==== RECORDS TO USE
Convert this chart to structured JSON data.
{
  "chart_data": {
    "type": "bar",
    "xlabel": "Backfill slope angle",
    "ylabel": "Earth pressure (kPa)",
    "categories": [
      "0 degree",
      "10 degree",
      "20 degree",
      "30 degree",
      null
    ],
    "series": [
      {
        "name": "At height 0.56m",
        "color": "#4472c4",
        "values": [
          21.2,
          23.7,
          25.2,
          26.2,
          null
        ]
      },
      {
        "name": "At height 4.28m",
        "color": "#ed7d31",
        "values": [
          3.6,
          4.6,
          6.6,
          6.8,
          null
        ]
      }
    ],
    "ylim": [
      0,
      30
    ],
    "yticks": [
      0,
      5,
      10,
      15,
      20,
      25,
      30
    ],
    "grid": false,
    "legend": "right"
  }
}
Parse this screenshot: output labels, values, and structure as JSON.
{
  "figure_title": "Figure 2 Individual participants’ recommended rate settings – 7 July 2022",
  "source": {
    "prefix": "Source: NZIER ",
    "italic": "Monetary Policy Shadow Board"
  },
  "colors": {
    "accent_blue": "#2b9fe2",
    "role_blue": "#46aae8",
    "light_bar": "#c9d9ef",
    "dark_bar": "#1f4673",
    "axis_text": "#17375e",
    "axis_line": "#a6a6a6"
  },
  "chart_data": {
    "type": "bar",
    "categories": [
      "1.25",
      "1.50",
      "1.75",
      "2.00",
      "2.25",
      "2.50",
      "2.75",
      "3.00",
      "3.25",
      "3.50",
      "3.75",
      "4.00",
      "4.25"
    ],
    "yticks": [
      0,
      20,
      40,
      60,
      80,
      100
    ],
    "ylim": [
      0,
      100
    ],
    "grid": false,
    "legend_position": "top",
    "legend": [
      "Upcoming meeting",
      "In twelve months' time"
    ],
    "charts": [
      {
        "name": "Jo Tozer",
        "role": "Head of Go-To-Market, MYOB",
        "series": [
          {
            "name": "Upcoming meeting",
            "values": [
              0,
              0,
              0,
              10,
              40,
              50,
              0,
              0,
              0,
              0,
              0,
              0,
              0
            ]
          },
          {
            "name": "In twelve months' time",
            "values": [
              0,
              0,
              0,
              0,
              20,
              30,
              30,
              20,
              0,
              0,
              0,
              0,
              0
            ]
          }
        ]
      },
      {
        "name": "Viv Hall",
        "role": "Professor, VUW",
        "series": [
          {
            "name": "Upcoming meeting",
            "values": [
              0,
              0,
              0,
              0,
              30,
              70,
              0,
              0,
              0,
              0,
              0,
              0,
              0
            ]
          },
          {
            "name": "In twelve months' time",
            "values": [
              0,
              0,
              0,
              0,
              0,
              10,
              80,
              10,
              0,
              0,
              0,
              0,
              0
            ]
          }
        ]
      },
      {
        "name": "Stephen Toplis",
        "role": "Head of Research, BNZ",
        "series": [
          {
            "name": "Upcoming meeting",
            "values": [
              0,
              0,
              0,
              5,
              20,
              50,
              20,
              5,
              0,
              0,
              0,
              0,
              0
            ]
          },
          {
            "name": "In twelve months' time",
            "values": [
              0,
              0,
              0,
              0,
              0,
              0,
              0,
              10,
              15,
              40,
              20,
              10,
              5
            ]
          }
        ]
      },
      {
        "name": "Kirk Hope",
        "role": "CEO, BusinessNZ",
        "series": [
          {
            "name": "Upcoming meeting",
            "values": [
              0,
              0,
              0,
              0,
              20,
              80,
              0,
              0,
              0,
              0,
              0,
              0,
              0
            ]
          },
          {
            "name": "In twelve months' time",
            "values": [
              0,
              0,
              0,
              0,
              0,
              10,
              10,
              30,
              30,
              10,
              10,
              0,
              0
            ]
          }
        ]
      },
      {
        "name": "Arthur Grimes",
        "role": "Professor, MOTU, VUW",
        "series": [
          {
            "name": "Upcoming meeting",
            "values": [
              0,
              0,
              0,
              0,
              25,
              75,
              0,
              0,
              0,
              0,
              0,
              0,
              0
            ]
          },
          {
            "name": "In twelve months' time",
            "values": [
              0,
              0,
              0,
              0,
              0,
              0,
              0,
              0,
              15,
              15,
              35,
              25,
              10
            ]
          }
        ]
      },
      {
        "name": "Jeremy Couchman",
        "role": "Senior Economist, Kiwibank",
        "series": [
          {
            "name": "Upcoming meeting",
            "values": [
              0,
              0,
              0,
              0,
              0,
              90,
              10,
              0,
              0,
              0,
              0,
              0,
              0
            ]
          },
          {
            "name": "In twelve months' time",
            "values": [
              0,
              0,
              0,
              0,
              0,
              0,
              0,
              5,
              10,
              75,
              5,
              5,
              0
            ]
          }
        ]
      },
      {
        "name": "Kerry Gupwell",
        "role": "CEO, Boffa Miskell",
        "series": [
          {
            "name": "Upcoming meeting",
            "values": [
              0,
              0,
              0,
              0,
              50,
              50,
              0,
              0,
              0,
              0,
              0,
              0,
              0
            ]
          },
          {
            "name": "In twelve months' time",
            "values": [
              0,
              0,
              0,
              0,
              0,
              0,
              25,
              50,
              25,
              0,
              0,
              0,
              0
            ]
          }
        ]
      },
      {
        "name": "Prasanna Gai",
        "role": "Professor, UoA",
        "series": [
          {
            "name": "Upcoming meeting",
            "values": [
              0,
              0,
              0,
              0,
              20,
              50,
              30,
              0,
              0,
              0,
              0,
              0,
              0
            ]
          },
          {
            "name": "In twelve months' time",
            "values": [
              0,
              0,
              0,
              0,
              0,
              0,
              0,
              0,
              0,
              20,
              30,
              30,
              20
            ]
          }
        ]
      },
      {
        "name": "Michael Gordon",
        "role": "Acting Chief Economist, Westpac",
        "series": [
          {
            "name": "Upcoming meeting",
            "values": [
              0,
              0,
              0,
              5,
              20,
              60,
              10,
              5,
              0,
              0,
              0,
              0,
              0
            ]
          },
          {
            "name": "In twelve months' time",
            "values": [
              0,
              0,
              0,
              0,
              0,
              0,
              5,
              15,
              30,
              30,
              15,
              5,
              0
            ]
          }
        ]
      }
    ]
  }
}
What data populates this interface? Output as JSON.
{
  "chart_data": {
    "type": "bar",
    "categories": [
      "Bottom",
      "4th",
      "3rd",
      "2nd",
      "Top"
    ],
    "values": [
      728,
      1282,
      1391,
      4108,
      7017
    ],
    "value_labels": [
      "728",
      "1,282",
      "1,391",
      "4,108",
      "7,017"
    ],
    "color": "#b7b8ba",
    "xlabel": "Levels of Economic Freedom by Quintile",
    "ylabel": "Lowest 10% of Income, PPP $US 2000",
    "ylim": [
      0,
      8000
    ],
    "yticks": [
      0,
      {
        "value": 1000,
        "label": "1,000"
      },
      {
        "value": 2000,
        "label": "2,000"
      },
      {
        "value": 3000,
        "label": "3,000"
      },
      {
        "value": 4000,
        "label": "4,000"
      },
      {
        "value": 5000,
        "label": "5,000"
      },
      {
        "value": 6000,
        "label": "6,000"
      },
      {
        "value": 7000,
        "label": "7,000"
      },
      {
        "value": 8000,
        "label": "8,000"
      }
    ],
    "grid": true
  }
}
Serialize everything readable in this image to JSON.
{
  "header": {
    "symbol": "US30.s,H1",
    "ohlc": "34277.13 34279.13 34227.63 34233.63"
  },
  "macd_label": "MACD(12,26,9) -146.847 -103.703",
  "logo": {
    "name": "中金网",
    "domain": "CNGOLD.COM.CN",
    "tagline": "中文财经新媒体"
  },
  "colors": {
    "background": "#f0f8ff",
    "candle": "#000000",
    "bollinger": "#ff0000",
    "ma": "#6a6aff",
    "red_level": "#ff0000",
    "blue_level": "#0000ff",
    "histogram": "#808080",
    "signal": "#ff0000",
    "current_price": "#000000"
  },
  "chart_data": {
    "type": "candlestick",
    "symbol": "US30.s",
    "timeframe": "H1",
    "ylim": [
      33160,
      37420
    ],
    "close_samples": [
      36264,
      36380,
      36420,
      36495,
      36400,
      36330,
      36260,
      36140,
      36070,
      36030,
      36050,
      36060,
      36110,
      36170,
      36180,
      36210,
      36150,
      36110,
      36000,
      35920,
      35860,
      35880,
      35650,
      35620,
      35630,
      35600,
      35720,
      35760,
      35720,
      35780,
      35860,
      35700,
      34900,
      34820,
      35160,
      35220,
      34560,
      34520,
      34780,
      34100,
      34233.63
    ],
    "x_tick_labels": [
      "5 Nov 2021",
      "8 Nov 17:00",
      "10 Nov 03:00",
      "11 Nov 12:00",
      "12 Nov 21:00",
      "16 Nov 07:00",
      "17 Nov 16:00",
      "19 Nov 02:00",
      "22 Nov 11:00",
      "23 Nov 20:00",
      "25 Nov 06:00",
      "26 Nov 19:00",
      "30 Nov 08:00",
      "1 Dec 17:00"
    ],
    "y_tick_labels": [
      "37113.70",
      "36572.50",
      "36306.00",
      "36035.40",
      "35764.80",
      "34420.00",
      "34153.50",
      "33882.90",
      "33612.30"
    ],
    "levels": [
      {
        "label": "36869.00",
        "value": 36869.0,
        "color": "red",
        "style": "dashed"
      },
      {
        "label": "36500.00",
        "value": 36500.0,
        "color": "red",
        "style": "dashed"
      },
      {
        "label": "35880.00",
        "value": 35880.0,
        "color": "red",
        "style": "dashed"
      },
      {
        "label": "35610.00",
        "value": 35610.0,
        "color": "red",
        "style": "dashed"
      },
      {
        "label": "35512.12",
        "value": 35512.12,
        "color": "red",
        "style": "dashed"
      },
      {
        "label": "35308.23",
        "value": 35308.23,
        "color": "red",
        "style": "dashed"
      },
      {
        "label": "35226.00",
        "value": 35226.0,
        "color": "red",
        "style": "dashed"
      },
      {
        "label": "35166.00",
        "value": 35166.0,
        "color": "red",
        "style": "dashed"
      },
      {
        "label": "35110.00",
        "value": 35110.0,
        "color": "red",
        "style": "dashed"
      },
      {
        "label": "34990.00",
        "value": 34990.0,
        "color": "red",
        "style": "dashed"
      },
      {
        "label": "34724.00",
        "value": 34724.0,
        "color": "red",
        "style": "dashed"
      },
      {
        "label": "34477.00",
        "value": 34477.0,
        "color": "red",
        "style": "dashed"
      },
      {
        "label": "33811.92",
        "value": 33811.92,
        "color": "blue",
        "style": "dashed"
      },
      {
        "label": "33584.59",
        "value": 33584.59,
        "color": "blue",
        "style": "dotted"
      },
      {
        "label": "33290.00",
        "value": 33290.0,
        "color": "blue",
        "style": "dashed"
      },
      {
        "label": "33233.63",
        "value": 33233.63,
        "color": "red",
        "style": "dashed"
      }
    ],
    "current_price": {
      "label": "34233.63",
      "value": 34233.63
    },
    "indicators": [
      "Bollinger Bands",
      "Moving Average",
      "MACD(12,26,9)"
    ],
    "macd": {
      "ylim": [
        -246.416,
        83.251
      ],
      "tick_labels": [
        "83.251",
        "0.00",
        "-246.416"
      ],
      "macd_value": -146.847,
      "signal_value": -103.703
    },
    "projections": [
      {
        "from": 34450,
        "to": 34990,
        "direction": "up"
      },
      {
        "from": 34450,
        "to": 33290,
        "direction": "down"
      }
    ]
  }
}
========
Tell how many lines of the data above hold the string "height". Give only the number.

SOLUTION TO THIS EXERCISE -
2